Aim: What is the number of lines holding the word "ylabel"? Write that number and nothing else.

━━━━━━━━━━━━━━━━━━━━━━━━━━━━━━

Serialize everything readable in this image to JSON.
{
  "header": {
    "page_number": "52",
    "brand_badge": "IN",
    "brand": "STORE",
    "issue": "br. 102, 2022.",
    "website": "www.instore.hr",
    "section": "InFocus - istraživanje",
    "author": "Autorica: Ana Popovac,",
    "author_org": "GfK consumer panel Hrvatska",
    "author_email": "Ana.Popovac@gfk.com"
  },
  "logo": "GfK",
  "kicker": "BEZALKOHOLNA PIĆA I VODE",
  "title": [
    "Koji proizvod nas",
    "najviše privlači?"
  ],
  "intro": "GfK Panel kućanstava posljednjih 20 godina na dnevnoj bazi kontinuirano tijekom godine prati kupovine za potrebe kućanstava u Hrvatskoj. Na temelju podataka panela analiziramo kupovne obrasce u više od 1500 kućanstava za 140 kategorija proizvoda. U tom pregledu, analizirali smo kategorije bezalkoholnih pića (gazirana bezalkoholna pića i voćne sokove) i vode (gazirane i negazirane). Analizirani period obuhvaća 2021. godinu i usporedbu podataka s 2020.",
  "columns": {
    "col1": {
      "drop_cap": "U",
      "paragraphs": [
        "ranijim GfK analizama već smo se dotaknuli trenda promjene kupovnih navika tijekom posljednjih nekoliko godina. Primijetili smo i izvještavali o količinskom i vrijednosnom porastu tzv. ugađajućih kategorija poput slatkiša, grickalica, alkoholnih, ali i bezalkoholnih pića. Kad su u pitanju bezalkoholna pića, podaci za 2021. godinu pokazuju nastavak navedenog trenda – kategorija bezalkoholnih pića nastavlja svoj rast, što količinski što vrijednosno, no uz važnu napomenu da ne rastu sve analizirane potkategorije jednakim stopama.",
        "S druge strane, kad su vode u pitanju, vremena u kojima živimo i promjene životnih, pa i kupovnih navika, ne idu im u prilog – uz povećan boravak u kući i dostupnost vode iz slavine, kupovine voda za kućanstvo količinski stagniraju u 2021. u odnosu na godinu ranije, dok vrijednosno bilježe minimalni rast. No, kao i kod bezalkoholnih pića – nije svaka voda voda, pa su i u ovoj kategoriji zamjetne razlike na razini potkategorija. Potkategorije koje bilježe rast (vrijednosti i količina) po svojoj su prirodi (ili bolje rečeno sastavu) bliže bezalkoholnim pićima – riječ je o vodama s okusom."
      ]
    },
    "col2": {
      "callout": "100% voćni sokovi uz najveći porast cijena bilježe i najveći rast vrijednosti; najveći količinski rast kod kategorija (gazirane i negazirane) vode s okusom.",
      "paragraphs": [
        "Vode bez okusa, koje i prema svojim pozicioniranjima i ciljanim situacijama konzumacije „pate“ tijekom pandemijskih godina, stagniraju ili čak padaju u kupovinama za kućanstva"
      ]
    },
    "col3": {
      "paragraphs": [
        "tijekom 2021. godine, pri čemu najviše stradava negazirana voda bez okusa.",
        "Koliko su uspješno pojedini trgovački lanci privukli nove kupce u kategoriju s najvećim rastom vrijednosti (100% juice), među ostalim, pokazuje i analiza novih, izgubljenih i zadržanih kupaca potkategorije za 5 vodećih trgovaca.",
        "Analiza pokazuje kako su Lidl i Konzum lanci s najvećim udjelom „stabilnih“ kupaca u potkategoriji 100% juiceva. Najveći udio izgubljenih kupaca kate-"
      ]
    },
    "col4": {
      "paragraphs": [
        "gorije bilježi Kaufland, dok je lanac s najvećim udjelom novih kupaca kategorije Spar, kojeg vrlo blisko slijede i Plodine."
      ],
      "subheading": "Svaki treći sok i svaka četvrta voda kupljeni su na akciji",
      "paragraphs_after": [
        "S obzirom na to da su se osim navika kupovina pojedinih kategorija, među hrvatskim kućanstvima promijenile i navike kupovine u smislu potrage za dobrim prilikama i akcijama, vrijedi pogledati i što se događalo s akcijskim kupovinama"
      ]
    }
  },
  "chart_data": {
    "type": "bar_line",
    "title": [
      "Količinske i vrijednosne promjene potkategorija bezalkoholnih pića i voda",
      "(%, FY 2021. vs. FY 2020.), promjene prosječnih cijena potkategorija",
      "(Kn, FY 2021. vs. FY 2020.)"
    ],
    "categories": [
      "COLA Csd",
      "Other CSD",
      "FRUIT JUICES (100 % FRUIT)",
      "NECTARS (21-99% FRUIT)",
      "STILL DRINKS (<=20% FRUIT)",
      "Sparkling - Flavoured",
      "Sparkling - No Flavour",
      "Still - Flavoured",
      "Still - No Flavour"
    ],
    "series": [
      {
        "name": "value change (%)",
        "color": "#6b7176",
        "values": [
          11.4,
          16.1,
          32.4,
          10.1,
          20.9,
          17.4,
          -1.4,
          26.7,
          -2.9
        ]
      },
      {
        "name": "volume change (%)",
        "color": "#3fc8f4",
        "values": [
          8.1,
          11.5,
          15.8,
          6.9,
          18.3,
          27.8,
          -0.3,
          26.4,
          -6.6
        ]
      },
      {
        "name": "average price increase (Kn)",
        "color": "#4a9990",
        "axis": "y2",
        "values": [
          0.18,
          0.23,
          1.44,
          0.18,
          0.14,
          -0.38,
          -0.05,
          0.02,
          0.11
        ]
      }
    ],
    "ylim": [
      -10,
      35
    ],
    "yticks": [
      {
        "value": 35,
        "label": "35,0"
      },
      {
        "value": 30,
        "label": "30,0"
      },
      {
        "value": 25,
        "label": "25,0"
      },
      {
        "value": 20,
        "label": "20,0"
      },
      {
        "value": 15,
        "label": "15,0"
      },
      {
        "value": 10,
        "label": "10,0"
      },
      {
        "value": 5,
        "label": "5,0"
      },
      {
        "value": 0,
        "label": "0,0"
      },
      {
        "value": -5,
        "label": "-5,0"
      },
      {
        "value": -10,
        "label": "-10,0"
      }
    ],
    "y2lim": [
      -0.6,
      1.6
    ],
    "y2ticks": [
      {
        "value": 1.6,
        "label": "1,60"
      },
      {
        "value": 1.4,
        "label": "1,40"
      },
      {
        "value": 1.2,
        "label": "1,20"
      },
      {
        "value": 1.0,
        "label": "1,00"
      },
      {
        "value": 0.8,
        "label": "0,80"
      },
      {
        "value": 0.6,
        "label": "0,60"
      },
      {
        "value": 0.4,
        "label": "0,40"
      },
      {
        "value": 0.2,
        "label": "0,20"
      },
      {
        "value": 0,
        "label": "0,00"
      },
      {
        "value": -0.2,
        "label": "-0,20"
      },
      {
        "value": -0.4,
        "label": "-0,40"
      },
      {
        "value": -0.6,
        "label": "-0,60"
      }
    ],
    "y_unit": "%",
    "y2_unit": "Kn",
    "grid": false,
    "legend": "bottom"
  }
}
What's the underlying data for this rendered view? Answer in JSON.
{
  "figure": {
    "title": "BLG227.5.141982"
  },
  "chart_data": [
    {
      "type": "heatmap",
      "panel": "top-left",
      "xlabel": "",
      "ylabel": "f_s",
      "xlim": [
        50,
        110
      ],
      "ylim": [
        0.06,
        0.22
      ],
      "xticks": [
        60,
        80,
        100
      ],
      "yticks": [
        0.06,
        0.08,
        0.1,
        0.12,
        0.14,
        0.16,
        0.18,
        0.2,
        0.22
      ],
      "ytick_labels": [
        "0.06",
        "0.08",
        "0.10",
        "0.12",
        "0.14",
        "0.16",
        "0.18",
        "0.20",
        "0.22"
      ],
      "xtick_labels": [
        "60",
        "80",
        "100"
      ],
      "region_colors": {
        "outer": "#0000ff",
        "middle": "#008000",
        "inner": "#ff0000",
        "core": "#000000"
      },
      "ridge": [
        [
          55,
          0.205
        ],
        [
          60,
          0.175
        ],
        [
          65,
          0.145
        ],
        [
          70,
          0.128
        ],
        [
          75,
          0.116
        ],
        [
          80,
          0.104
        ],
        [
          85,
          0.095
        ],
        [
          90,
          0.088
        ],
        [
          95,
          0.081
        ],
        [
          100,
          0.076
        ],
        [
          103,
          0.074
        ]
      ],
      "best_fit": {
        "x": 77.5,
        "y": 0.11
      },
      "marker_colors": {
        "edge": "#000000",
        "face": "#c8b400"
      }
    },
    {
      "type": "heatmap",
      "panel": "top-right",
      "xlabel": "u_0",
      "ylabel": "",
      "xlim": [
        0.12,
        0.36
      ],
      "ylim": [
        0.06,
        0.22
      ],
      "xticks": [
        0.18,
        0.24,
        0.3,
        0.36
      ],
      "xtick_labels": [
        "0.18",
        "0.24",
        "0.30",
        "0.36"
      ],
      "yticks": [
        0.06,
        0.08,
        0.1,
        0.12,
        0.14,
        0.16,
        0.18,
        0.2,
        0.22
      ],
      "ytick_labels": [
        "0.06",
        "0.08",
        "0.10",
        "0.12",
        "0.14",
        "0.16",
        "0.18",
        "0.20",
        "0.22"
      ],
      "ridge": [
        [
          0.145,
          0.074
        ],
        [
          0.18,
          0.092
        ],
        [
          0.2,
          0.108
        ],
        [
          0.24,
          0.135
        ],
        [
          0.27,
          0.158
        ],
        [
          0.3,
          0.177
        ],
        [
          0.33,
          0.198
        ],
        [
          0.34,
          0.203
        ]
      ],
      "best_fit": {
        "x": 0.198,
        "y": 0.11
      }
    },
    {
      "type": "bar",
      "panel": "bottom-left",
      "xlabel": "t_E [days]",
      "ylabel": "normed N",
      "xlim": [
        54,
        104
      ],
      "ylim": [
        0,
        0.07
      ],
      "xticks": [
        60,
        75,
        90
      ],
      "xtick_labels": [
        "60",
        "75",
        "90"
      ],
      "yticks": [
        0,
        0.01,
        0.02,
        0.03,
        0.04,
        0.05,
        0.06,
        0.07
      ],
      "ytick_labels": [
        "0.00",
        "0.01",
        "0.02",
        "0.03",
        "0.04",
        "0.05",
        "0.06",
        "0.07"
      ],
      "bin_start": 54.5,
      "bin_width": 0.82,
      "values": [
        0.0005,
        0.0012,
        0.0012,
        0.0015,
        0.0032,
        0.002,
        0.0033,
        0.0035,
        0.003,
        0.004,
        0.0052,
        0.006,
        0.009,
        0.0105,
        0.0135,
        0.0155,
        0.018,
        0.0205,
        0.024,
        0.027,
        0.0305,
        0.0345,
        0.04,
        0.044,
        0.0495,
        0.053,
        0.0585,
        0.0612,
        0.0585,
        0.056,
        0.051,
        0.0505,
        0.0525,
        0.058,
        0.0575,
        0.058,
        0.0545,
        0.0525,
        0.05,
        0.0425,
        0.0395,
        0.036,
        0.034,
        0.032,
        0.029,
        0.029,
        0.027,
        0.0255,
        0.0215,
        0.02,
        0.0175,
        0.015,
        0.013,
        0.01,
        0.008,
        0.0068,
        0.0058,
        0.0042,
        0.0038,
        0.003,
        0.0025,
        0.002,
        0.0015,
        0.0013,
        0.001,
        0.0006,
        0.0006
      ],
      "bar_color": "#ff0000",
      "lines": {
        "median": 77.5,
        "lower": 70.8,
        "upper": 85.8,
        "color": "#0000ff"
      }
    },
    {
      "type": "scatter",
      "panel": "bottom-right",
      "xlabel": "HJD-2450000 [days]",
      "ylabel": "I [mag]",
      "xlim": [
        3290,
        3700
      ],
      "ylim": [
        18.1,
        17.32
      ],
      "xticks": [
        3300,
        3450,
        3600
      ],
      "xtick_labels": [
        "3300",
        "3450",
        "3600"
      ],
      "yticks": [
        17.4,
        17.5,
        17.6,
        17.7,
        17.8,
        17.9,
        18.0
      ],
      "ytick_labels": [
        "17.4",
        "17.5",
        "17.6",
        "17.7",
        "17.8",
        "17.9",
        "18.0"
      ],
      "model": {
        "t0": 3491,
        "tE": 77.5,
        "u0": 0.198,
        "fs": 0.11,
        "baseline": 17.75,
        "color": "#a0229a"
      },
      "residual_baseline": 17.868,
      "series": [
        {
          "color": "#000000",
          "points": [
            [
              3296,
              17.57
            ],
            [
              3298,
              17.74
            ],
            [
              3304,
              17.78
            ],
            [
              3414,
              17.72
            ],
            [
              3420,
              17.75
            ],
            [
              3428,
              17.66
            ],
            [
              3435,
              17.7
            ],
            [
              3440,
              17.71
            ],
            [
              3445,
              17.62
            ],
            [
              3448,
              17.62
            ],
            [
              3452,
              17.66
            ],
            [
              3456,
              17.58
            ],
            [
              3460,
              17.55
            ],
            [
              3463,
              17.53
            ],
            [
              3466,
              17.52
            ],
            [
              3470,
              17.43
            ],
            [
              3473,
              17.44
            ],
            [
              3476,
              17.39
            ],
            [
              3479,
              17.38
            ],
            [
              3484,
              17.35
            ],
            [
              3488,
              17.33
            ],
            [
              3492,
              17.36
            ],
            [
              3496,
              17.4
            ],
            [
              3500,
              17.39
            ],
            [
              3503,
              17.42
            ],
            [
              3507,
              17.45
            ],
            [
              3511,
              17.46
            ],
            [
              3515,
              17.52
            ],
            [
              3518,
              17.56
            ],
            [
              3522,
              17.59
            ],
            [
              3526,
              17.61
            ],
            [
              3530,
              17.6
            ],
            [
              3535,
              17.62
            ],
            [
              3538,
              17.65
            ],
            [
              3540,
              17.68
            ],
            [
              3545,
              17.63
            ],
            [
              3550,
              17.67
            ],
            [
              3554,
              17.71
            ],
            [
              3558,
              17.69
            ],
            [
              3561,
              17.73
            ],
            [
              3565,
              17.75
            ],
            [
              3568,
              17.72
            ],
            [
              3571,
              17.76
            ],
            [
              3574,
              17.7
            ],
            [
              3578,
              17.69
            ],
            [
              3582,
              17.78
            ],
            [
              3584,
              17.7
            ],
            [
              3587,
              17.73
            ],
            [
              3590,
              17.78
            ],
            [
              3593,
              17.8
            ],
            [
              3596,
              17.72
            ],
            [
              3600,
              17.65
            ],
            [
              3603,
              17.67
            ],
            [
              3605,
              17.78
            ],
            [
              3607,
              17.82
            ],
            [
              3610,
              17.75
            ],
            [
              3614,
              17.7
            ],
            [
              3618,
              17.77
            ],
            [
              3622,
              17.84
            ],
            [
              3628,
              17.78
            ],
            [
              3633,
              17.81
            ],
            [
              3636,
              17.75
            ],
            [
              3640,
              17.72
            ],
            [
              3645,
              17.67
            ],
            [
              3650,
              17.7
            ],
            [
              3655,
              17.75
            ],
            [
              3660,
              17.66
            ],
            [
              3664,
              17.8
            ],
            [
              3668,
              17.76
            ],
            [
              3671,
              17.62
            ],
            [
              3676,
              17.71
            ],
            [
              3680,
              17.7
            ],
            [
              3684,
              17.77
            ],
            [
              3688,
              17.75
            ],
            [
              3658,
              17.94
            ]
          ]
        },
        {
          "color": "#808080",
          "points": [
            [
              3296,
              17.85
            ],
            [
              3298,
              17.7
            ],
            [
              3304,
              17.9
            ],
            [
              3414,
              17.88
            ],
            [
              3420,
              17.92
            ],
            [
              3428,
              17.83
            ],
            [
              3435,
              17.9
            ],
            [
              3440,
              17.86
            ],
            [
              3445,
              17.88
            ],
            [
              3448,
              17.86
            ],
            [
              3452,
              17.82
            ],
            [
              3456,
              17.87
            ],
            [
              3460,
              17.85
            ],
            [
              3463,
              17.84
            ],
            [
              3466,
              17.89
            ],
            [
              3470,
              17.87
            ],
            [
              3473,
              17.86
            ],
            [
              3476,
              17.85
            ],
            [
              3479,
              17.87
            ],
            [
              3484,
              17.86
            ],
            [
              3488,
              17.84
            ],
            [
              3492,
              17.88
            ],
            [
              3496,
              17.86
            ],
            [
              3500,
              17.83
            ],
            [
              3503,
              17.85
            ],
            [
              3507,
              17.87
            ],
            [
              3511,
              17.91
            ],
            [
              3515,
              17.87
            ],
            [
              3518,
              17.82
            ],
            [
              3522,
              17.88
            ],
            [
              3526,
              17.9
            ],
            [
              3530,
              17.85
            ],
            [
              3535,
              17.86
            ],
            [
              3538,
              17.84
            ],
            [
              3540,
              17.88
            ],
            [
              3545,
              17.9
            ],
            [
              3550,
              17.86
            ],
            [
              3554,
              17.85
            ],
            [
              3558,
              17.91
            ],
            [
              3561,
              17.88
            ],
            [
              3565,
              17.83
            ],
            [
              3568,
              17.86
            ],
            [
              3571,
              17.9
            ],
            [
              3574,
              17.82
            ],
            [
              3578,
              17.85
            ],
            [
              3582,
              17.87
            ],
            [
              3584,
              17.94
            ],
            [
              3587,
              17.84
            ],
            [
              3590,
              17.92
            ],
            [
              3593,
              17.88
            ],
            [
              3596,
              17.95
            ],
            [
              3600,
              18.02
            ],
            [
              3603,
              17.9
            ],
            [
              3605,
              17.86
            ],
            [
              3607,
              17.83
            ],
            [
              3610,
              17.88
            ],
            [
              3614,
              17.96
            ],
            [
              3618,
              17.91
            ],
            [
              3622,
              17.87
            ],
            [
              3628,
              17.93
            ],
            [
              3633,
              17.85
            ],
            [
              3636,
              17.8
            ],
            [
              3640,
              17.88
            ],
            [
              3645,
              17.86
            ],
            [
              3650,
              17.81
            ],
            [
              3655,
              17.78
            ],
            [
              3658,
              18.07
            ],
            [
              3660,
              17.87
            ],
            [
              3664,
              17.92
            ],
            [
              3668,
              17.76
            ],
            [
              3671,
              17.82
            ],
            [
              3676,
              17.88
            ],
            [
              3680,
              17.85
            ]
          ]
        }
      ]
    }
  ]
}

━━━━━━━━━━━━━━━━━━━━━━━━━━━━━━

Response: 4